Written instruction:
Output every line of the material exactly, omitting images.
►
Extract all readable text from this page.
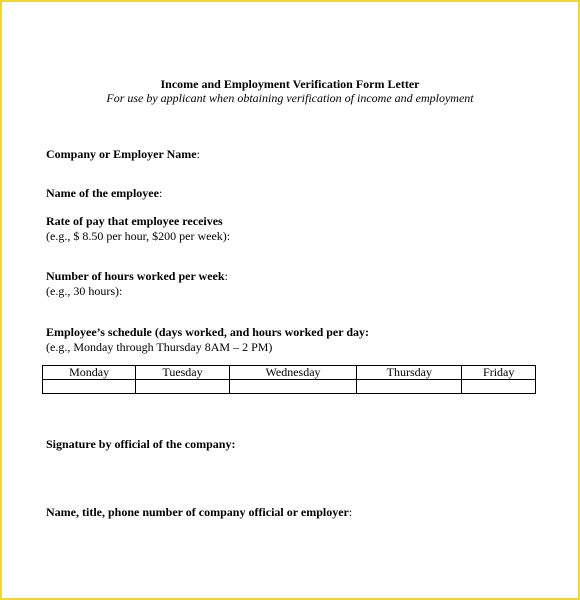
Income and Employment Verification Form Letter
For use by applicant when obtaining verification of income and employment
Company or Employer Name:
Name of the employee:
Rate of pay that employee receives
(e.g., $ 8.50 per hour, $200 per week):
Number of hours worked per week:
(e.g., 30 hours):
Employee’s schedule (days worked, and hours worked per day:
(e.g., Monday through Thursday 8AM – 2 PM)
Monday	Tuesday	Wednesday	Thursday	Friday

Signature by official of the company:
Name, title, phone number of company official or employer:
◄
Result for this task:
Extract all readable text from this page.
Income and Employment Verification Form Letter
For use by applicant when obtaining verification of income and employment
Company or Employer Name:
Name of the employee:
Rate of pay that employee receives
(e.g., $ 8.50 per hour, $200 per week):
Number of hours worked per week:
(e.g., 30 hours):
Employee’s schedule (days worked, and hours worked per day:
(e.g., Monday through Thursday 8AM – 2 PM)
Monday	Tuesday	Wednesday	Thursday	Friday

Signature by official of the company:
Name, title, phone number of company official or employer:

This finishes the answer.